Records that describe figures:
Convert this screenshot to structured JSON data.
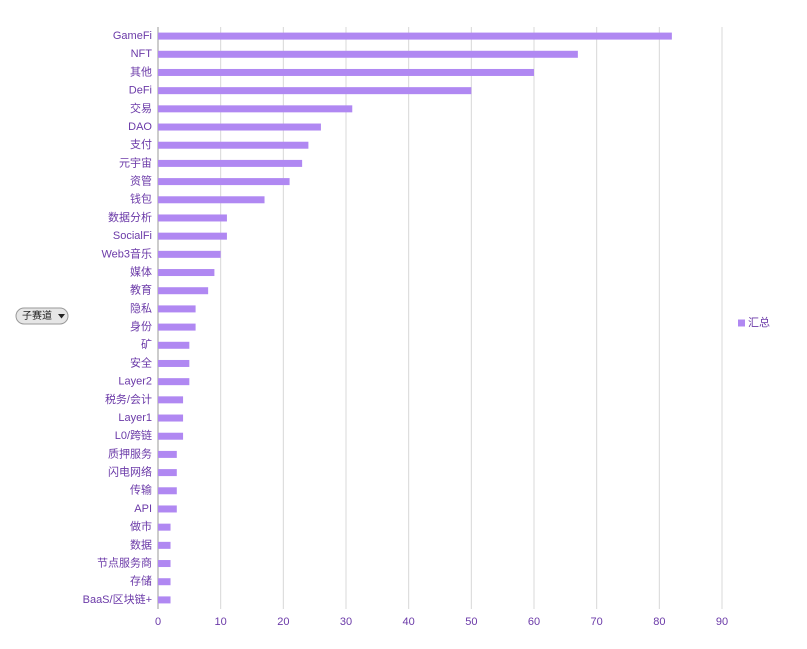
{
  "chart_data": {
    "type": "bar",
    "orientation": "horizontal",
    "categories": [
      "GameFi",
      "NFT",
      "其他",
      "DeFi",
      "交易",
      "DAO",
      "支付",
      "元宇宙",
      "资管",
      "钱包",
      "数据分析",
      "SocialFi",
      "Web3音乐",
      "媒体",
      "教育",
      "隐私",
      "身份",
      "矿",
      "安全",
      "Layer2",
      "税务/会计",
      "Layer1",
      "L0/跨链",
      "质押服务",
      "闪电网络",
      "传输",
      "API",
      "做市",
      "数据",
      "节点服务商",
      "存储",
      "BaaS/区块链+"
    ],
    "series": [
      {
        "name": "汇总",
        "color": "#b088f2",
        "values": [
          82,
          67,
          60,
          50,
          31,
          26,
          24,
          23,
          21,
          17,
          11,
          11,
          10,
          9,
          8,
          6,
          6,
          5,
          5,
          5,
          4,
          4,
          4,
          3,
          3,
          3,
          3,
          2,
          2,
          2,
          2,
          2
        ]
      }
    ],
    "xlim": [
      0,
      90
    ],
    "xticks": [
      0,
      10,
      20,
      30,
      40,
      50,
      60,
      70,
      80,
      90
    ],
    "grid": true,
    "legend": "right"
  },
  "controls": {
    "filter": "子赛道"
  }
}
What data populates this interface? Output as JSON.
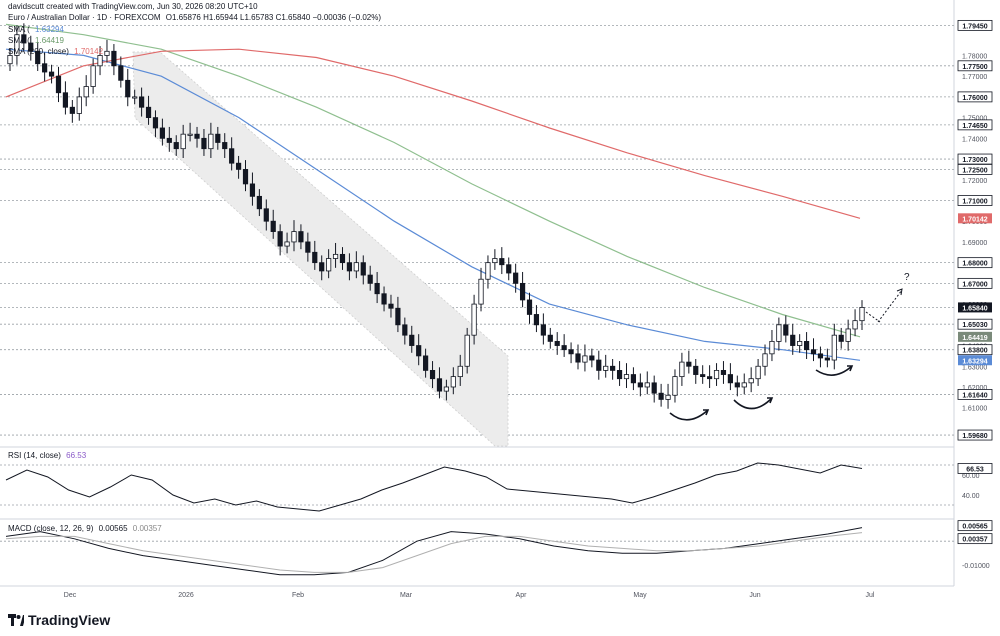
{
  "header": {
    "author_line": "davidscutt created with TradingView.com, Jun 30, 2026 08:20 UTC+10",
    "symbol_line": "Euro / Australian Dollar · 1D · FOREXCOM",
    "ohlc": "O1.65876 H1.65944 L1.65783 C1.65840 −0.00036 (−0.02%)",
    "sma1_label": "SMA (",
    "sma1_value": "1.63294",
    "sma2_label": "SMA (",
    "sma2_value": "1.64419",
    "sma3_label": "SMA (200, close)",
    "sma3_value": "1.70142",
    "rsi_label": "RSI (14, close)",
    "rsi_value": "66.53",
    "macd_label": "MACD (close, 12, 26, 9)",
    "macd_value": "0.00565",
    "macd_signal_value": "0.00357"
  },
  "colors": {
    "up": "#ffffff",
    "down": "#131722",
    "sma_blue": "#5b8bd6",
    "sma_green": "#8fbf8f",
    "sma_red": "#e06a6a",
    "grid_dash": "#9aa0a6",
    "channel": "#cfcfcf"
  },
  "branding": "TradingView",
  "time_labels": [
    "Dec",
    "2026",
    "Feb",
    "Mar",
    "Apr",
    "May",
    "Jun",
    "Jul"
  ],
  "annotation": "?",
  "chart_data": [
    {
      "type": "candlestick",
      "title": "Euro / Australian Dollar · 1D · FOREXCOM",
      "ylim": [
        1.592,
        1.8
      ],
      "y_ticks": [
        1.78,
        1.77,
        1.75,
        1.74,
        1.72,
        1.7,
        1.69,
        1.66,
        1.64,
        1.63,
        1.62,
        1.61
      ],
      "y_levels": [
        1.7945,
        1.775,
        1.76,
        1.7465,
        1.73,
        1.725,
        1.71,
        1.68,
        1.67,
        1.6584,
        1.6503,
        1.638,
        1.6164,
        1.5968
      ],
      "level_tags": [
        {
          "value": 1.7945,
          "label": "1.79450"
        },
        {
          "value": 1.775,
          "label": "1.77500"
        },
        {
          "value": 1.76,
          "label": "1.76000"
        },
        {
          "value": 1.7465,
          "label": "1.74650"
        },
        {
          "value": 1.73,
          "label": "1.73000"
        },
        {
          "value": 1.725,
          "label": "1.72500"
        },
        {
          "value": 1.71,
          "label": "1.71000"
        },
        {
          "value": 1.7014,
          "label": "1.70142",
          "color": "#e06a6a"
        },
        {
          "value": 1.68,
          "label": "1.68000"
        },
        {
          "value": 1.67,
          "label": "1.67000"
        },
        {
          "value": 1.6584,
          "label": "1.65840",
          "color": "#131722"
        },
        {
          "value": 1.6503,
          "label": "1.65030"
        },
        {
          "value": 1.6442,
          "label": "1.64419",
          "color": "#7a8a7a"
        },
        {
          "value": 1.638,
          "label": "1.63800"
        },
        {
          "value": 1.6329,
          "label": "1.63294",
          "color": "#5b8bd6"
        },
        {
          "value": 1.6164,
          "label": "1.61640"
        },
        {
          "value": 1.5968,
          "label": "1.59680"
        }
      ],
      "close_path": [
        1.78,
        1.79,
        1.786,
        1.782,
        1.776,
        1.772,
        1.77,
        1.762,
        1.755,
        1.752,
        1.76,
        1.765,
        1.775,
        1.78,
        1.782,
        1.775,
        1.768,
        1.76,
        1.76,
        1.755,
        1.75,
        1.745,
        1.74,
        1.738,
        1.735,
        1.742,
        1.742,
        1.74,
        1.735,
        1.742,
        1.738,
        1.735,
        1.728,
        1.725,
        1.718,
        1.712,
        1.706,
        1.7,
        1.695,
        1.688,
        1.69,
        1.695,
        1.69,
        1.685,
        1.68,
        1.676,
        1.682,
        1.684,
        1.68,
        1.676,
        1.68,
        1.674,
        1.67,
        1.665,
        1.66,
        1.658,
        1.65,
        1.645,
        1.64,
        1.635,
        1.628,
        1.624,
        1.618,
        1.62,
        1.625,
        1.63,
        1.645,
        1.66,
        1.672,
        1.68,
        1.682,
        1.679,
        1.675,
        1.67,
        1.662,
        1.655,
        1.65,
        1.645,
        1.642,
        1.64,
        1.638,
        1.636,
        1.632,
        1.635,
        1.633,
        1.628,
        1.63,
        1.628,
        1.624,
        1.626,
        1.622,
        1.62,
        1.622,
        1.617,
        1.614,
        1.616,
        1.625,
        1.632,
        1.63,
        1.626,
        1.625,
        1.624,
        1.628,
        1.626,
        1.622,
        1.62,
        1.622,
        1.624,
        1.63,
        1.636,
        1.642,
        1.65,
        1.645,
        1.64,
        1.642,
        1.638,
        1.636,
        1.634,
        1.633,
        1.645,
        1.642,
        1.648,
        1.652,
        1.6584
      ],
      "series": [
        {
          "name": "SMA",
          "color": "#5b8bd6",
          "values": [
            1.783,
            1.78,
            1.77,
            1.75,
            1.725,
            1.7,
            1.678,
            1.66,
            1.65,
            1.642,
            1.638,
            1.6329
          ]
        },
        {
          "name": "SMA",
          "color": "#8fbf8f",
          "values": [
            1.795,
            1.79,
            1.783,
            1.77,
            1.755,
            1.738,
            1.718,
            1.7,
            1.683,
            1.668,
            1.655,
            1.6442
          ]
        },
        {
          "name": "SMA (200, close)",
          "color": "#e06a6a",
          "values": [
            1.76,
            1.775,
            1.782,
            1.783,
            1.779,
            1.77,
            1.758,
            1.745,
            1.733,
            1.722,
            1.712,
            1.7014
          ]
        }
      ]
    },
    {
      "type": "line",
      "title": "RSI (14, close)",
      "ylim": [
        20,
        80
      ],
      "y_ticks": [
        40,
        60
      ],
      "reference_levels": [
        70,
        30
      ],
      "values": [
        55,
        65,
        58,
        45,
        38,
        48,
        60,
        55,
        40,
        32,
        36,
        30,
        34,
        28,
        26,
        24,
        30,
        36,
        45,
        52,
        60,
        68,
        64,
        58,
        46,
        44,
        42,
        40,
        38,
        36,
        32,
        38,
        45,
        52,
        60,
        64,
        72,
        70,
        66,
        62,
        70,
        66.53
      ],
      "tag": {
        "value": 66.53,
        "label": "66.53"
      }
    },
    {
      "type": "line",
      "title": "MACD (close, 12, 26, 9)",
      "ylim": [
        -0.017,
        0.008
      ],
      "y_ticks": [
        0.0,
        -0.01
      ],
      "series": [
        {
          "name": "MACD",
          "color": "#131722",
          "values": [
            0.002,
            0.004,
            0.001,
            -0.003,
            -0.006,
            -0.008,
            -0.01,
            -0.012,
            -0.014,
            -0.014,
            -0.013,
            -0.008,
            0.0,
            0.004,
            0.003,
            0.001,
            -0.002,
            -0.004,
            -0.005,
            -0.005,
            -0.004,
            -0.003,
            -0.001,
            0.001,
            0.003,
            0.00565
          ]
        },
        {
          "name": "Signal",
          "color": "#b0b0b0",
          "values": [
            0.001,
            0.002,
            0.002,
            -0.001,
            -0.004,
            -0.006,
            -0.008,
            -0.01,
            -0.012,
            -0.013,
            -0.013,
            -0.011,
            -0.006,
            -0.001,
            0.002,
            0.002,
            0.0,
            -0.002,
            -0.003,
            -0.004,
            -0.004,
            -0.003,
            -0.002,
            0.0,
            0.002,
            0.00357
          ]
        }
      ],
      "tags": [
        {
          "value": 0.00565,
          "label": "0.00565"
        },
        {
          "value": 0.00357,
          "label": "0.00357"
        }
      ]
    }
  ]
}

| WHAT IS NEEDED |
Find the lines that include the string "FOREXCOM", then copy each of them.

| THE COMPLETED TASK |
    "symbol_line": "Euro / Australian Dollar · 1D · FOREXCOM",
      "title": "Euro / Australian Dollar · 1D · FOREXCOM",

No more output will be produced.